Saved entries:
========================================================================

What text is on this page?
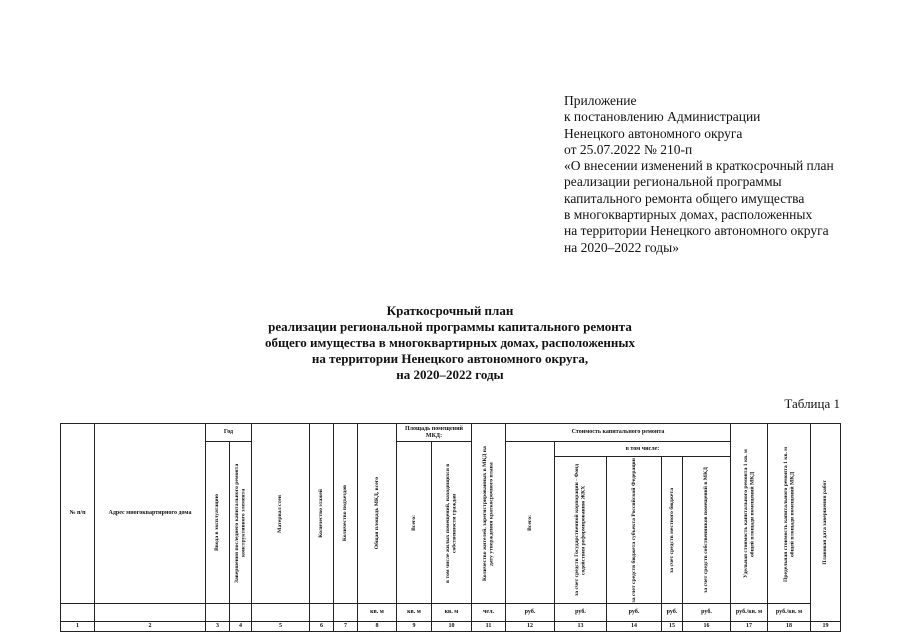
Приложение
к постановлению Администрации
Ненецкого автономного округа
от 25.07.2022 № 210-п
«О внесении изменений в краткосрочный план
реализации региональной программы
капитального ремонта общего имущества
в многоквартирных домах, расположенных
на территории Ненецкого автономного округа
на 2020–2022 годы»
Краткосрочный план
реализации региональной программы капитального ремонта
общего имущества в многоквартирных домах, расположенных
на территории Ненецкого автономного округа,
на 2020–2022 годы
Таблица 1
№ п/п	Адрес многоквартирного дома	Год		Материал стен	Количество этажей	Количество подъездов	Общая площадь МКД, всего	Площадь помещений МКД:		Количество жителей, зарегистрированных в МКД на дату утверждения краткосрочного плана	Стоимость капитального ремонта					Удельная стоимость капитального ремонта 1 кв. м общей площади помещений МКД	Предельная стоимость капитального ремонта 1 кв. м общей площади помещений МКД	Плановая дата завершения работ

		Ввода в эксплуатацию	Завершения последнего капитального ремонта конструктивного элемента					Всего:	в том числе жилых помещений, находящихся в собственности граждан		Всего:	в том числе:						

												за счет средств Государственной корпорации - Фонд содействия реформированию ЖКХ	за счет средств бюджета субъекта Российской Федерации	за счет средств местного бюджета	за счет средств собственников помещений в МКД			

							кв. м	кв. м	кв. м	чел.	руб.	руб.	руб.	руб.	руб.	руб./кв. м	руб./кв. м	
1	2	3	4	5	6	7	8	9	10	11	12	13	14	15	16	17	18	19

========================================================================

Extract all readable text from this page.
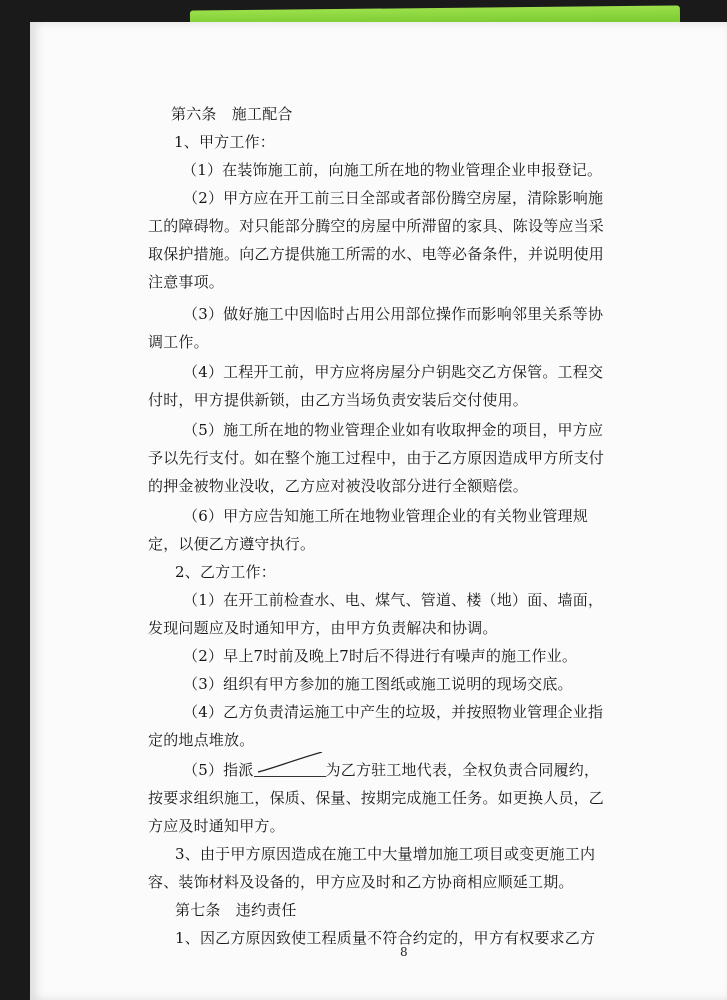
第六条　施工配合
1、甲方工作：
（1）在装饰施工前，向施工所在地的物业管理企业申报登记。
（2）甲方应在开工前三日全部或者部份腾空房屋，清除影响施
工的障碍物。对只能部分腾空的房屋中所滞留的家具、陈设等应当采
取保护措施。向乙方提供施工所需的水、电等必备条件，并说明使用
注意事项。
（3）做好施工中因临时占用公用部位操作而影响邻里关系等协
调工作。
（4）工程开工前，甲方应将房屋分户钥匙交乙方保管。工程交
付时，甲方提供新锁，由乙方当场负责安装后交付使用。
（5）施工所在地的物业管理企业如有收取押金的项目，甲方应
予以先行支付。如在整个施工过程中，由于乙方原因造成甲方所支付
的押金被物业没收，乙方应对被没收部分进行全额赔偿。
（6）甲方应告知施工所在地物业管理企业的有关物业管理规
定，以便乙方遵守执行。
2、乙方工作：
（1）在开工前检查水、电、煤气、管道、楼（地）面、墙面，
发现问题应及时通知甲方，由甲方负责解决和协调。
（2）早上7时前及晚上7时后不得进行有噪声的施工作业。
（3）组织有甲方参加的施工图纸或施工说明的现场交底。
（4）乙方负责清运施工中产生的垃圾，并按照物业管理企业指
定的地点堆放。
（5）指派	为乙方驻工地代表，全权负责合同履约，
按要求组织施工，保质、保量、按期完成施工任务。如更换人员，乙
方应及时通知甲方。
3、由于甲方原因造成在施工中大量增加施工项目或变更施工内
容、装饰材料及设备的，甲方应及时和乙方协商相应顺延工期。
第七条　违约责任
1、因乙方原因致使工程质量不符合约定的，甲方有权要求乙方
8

========================================================================

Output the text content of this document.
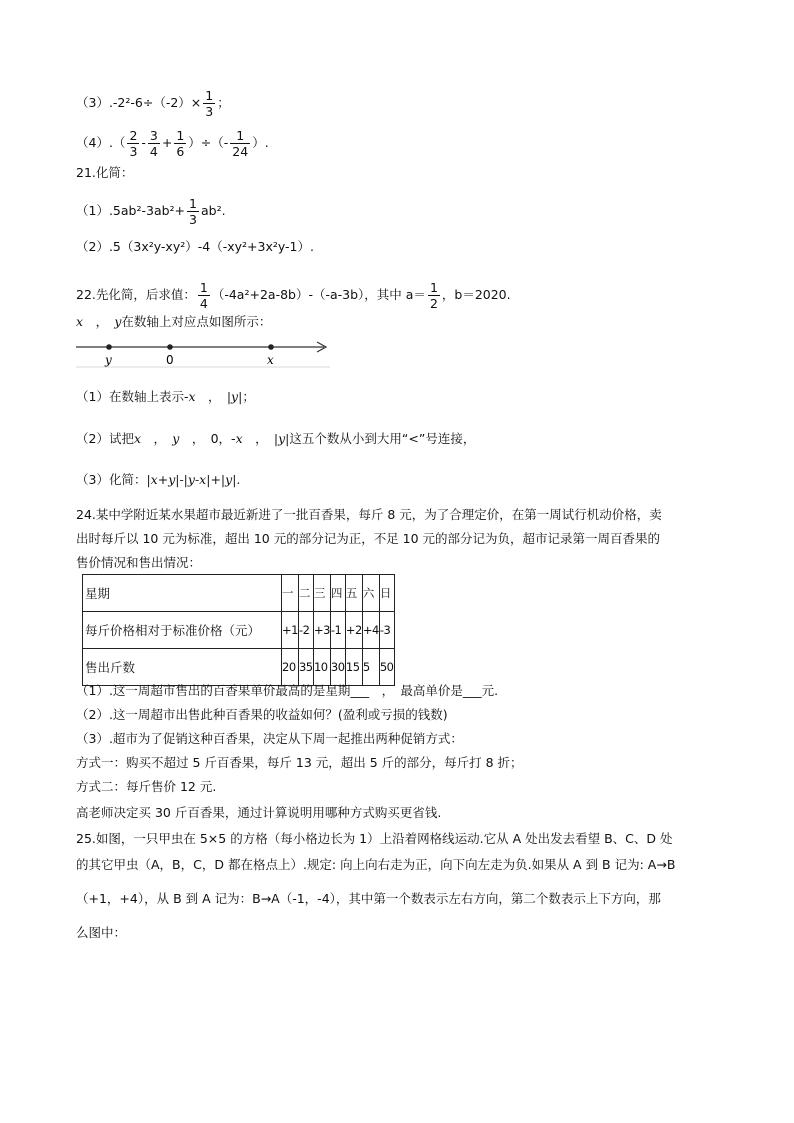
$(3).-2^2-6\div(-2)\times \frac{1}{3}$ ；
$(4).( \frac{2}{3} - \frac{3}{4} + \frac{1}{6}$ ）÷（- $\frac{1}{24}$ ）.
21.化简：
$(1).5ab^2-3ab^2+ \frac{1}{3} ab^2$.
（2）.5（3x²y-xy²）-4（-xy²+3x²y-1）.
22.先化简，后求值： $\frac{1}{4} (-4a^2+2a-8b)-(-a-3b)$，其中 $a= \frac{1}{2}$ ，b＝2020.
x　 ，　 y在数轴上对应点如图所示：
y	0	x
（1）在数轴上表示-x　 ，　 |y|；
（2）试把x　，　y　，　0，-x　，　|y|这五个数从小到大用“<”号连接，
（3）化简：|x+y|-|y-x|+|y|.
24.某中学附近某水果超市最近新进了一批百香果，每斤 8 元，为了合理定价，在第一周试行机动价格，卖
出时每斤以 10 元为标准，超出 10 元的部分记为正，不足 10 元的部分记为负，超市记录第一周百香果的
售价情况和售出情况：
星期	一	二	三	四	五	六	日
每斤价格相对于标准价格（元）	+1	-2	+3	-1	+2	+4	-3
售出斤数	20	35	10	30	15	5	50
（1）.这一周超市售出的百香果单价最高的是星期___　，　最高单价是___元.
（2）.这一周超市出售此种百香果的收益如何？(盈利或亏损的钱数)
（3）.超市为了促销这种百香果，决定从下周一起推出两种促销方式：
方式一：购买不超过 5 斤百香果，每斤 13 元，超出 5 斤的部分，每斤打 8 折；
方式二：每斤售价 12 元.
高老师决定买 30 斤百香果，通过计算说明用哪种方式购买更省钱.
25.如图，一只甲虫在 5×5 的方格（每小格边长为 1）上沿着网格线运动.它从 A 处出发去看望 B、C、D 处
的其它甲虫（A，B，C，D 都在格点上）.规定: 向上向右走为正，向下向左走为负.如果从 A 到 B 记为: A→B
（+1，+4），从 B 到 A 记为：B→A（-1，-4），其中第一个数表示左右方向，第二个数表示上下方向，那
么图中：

========================================================================

AIM -> List all lines above in which the string "this" appears.

SOLUTION ->
What text is on this page?
Extract all readable text from this page.
Output the text content of this document.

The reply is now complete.